[Entries shown start]

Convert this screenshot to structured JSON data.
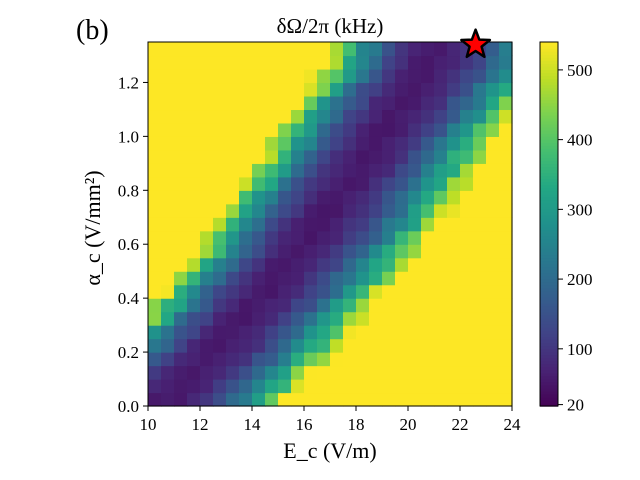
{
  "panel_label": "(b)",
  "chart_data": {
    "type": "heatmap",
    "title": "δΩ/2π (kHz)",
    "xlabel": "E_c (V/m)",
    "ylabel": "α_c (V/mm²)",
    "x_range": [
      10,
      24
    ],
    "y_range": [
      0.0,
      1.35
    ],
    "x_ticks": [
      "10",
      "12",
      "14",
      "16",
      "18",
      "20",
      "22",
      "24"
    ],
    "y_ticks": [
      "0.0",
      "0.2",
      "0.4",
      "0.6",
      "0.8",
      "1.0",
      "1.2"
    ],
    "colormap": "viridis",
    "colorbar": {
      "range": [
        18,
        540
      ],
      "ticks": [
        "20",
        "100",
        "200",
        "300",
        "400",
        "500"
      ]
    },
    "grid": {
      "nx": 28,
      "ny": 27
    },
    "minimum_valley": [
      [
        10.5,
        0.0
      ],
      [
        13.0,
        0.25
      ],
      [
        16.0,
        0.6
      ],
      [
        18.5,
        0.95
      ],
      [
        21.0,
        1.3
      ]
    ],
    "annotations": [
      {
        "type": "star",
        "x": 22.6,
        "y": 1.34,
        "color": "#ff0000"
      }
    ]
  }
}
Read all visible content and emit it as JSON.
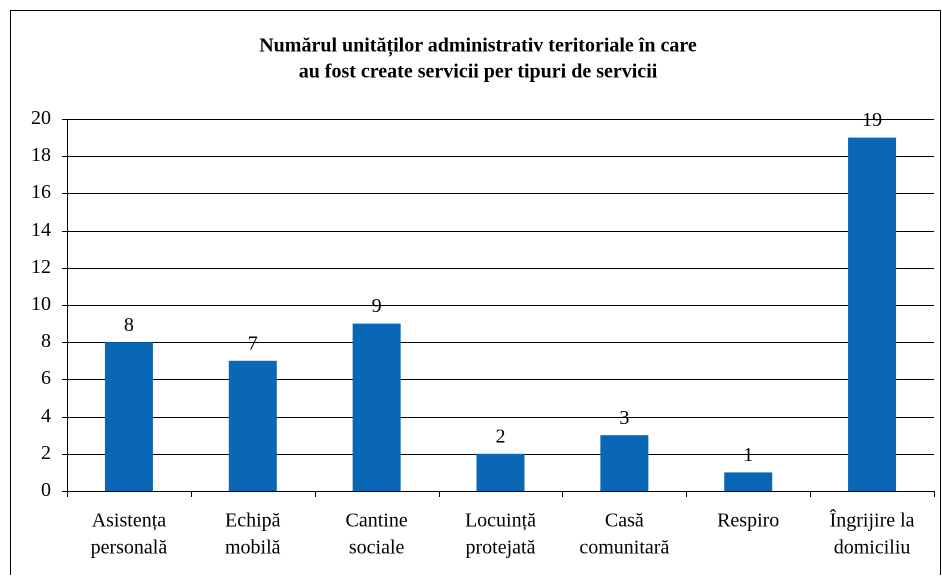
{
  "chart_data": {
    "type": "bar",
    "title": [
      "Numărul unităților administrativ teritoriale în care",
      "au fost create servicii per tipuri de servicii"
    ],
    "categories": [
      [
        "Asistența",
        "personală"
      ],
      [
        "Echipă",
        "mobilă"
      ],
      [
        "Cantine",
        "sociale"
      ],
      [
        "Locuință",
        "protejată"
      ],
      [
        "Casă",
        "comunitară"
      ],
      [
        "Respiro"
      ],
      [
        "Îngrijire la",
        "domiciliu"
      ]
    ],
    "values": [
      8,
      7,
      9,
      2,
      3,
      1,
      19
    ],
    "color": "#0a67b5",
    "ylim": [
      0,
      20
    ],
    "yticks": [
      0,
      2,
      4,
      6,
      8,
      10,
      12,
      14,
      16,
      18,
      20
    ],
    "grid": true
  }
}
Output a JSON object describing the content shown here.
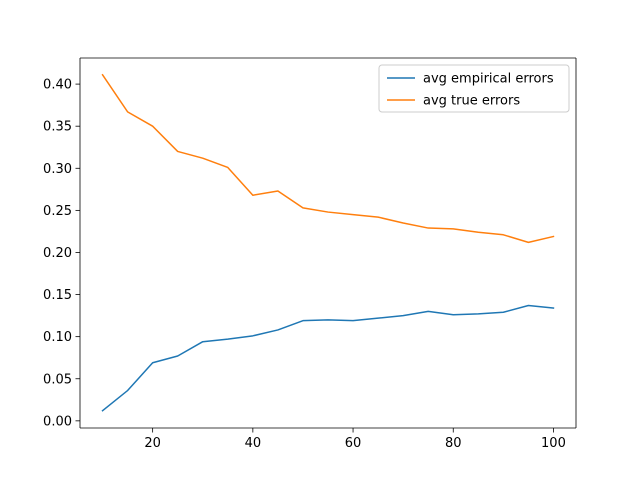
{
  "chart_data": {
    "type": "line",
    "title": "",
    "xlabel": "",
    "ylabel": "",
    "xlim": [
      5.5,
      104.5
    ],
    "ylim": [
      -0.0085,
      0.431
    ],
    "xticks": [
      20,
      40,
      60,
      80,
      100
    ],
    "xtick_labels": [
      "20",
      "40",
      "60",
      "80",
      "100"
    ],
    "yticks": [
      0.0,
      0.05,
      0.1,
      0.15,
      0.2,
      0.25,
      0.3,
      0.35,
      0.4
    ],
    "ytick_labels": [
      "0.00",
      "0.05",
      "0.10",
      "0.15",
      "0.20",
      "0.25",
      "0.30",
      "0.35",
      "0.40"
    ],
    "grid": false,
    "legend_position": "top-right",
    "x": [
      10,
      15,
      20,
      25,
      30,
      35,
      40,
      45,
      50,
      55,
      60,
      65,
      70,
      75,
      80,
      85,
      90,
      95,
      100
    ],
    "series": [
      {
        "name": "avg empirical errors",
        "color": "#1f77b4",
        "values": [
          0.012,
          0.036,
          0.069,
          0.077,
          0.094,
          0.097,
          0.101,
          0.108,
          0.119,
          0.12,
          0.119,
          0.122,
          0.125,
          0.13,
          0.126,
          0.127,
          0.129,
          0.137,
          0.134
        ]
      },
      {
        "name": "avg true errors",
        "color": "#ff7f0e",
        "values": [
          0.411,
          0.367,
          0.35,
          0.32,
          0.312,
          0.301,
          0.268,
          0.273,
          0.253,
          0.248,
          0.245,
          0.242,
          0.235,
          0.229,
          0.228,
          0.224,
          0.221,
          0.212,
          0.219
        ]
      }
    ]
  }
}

[Entries shown end]

- **Task**:
Count the lines in the records above that contain the word "content", and give only the number.

- **Response to the task**:
2